_TASK DIRECTIONS_
Set down all of the data exactly as it appears.

_RECORDS FOR PROCESSING_
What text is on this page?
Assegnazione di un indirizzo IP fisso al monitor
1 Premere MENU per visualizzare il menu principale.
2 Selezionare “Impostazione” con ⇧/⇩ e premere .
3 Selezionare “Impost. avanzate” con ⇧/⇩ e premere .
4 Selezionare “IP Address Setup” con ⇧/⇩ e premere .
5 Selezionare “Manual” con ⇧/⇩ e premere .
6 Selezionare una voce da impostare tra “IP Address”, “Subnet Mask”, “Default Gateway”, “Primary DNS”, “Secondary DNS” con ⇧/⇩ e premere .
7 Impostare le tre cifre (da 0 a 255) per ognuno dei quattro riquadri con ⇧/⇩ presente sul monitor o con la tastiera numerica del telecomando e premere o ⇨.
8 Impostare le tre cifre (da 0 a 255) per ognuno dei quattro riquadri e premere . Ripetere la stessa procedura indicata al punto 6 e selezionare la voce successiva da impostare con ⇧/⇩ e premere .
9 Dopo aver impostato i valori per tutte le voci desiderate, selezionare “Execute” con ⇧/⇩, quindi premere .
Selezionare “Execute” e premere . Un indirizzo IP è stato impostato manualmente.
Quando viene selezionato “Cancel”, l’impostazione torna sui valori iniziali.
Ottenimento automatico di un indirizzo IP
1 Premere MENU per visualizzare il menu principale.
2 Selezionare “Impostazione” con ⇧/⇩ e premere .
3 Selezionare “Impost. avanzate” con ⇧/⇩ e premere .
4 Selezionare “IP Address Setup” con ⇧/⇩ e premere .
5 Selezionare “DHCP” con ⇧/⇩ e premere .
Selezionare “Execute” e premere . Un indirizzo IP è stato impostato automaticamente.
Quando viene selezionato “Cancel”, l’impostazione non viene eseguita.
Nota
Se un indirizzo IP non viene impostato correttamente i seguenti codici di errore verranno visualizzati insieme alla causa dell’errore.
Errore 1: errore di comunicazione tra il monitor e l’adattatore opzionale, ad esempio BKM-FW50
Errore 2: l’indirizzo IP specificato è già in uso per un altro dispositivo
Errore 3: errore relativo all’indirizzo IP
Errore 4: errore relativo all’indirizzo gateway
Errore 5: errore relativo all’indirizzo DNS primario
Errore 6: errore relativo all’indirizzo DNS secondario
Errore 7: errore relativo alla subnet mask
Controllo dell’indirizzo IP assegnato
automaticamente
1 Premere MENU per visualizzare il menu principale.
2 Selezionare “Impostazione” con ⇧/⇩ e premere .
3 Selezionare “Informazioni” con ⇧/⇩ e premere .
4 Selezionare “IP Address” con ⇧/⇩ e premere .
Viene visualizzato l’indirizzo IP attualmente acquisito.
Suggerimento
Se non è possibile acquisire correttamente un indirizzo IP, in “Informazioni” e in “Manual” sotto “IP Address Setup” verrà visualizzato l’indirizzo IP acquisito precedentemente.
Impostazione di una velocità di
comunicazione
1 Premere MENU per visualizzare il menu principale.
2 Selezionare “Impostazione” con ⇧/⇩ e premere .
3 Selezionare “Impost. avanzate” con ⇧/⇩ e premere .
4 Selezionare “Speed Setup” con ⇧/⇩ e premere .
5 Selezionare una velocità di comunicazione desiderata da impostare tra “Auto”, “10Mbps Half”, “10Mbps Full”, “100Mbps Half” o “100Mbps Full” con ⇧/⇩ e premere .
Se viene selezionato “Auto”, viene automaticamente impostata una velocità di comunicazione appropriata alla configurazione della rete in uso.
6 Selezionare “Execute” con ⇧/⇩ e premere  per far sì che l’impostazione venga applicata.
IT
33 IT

_PROBLEM SOLUTION_
What text is on this page?
Assegnazione di un indirizzo IP fisso al monitor
1 Premere MENU per visualizzare il menu principale.
2 Selezionare “Impostazione” con ⇧/⇩ e premere .
3 Selezionare “Impost. avanzate” con ⇧/⇩ e premere .
4 Selezionare “IP Address Setup” con ⇧/⇩ e premere .
5 Selezionare “Manual” con ⇧/⇩ e premere .
6 Selezionare una voce da impostare tra “IP Address”, “Subnet Mask”, “Default Gateway”, “Primary DNS”, “Secondary DNS” con ⇧/⇩ e premere .
7 Impostare le tre cifre (da 0 a 255) per ognuno dei quattro riquadri con ⇧/⇩ presente sul monitor o con la tastiera numerica del telecomando e premere o ⇨.
8 Impostare le tre cifre (da 0 a 255) per ognuno dei quattro riquadri e premere . Ripetere la stessa procedura indicata al punto 6 e selezionare la voce successiva da impostare con ⇧/⇩ e premere .
9 Dopo aver impostato i valori per tutte le voci desiderate, selezionare “Execute” con ⇧/⇩, quindi premere .
Selezionare “Execute” e premere . Un indirizzo IP è stato impostato manualmente.
Quando viene selezionato “Cancel”, l’impostazione torna sui valori iniziali.
Ottenimento automatico di un indirizzo IP
1 Premere MENU per visualizzare il menu principale.
2 Selezionare “Impostazione” con ⇧/⇩ e premere .
3 Selezionare “Impost. avanzate” con ⇧/⇩ e premere .
4 Selezionare “IP Address Setup” con ⇧/⇩ e premere .
5 Selezionare “DHCP” con ⇧/⇩ e premere .
Selezionare “Execute” e premere . Un indirizzo IP è stato impostato automaticamente.
Quando viene selezionato “Cancel”, l’impostazione non viene eseguita.
Nota
Se un indirizzo IP non viene impostato correttamente i seguenti codici di errore verranno visualizzati insieme alla causa dell’errore.
Errore 1: errore di comunicazione tra il monitor e l’adattatore opzionale, ad esempio BKM-FW50
Errore 2: l’indirizzo IP specificato è già in uso per un altro dispositivo
Errore 3: errore relativo all’indirizzo IP
Errore 4: errore relativo all’indirizzo gateway
Errore 5: errore relativo all’indirizzo DNS primario
Errore 6: errore relativo all’indirizzo DNS secondario
Errore 7: errore relativo alla subnet mask
Controllo dell’indirizzo IP assegnato
automaticamente
1 Premere MENU per visualizzare il menu principale.
2 Selezionare “Impostazione” con ⇧/⇩ e premere .
3 Selezionare “Informazioni” con ⇧/⇩ e premere .
4 Selezionare “IP Address” con ⇧/⇩ e premere .
Viene visualizzato l’indirizzo IP attualmente acquisito.
Suggerimento
Se non è possibile acquisire correttamente un indirizzo IP, in “Informazioni” e in “Manual” sotto “IP Address Setup” verrà visualizzato l’indirizzo IP acquisito precedentemente.
Impostazione di una velocità di
comunicazione
1 Premere MENU per visualizzare il menu principale.
2 Selezionare “Impostazione” con ⇧/⇩ e premere .
3 Selezionare “Impost. avanzate” con ⇧/⇩ e premere .
4 Selezionare “Speed Setup” con ⇧/⇩ e premere .
5 Selezionare una velocità di comunicazione desiderata da impostare tra “Auto”, “10Mbps Half”, “10Mbps Full”, “100Mbps Half” o “100Mbps Full” con ⇧/⇩ e premere .
Se viene selezionato “Auto”, viene automaticamente impostata una velocità di comunicazione appropriata alla configurazione della rete in uso.
6 Selezionare “Execute” con ⇧/⇩ e premere  per far sì che l’impostazione venga applicata.
IT
33 IT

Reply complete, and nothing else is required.